- PROBLEM REQUIREMENTS
Your answer should be a single number: the count of lines containing the string "crédit".

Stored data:

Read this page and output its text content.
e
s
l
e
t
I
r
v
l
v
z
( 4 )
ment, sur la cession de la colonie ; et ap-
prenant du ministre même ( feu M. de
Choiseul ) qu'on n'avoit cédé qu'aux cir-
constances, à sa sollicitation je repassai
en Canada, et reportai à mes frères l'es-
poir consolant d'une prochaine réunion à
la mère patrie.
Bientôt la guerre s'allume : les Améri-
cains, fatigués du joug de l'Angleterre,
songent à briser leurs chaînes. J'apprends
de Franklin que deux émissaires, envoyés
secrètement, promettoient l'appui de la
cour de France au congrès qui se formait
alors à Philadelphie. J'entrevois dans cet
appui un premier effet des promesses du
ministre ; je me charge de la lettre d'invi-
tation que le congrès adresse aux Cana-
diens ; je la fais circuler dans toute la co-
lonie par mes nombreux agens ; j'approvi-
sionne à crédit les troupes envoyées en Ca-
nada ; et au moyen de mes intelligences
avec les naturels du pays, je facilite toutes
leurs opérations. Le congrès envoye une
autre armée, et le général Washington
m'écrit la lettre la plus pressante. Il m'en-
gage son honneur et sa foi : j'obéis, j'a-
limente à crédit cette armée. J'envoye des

- TASK SOLUTION
2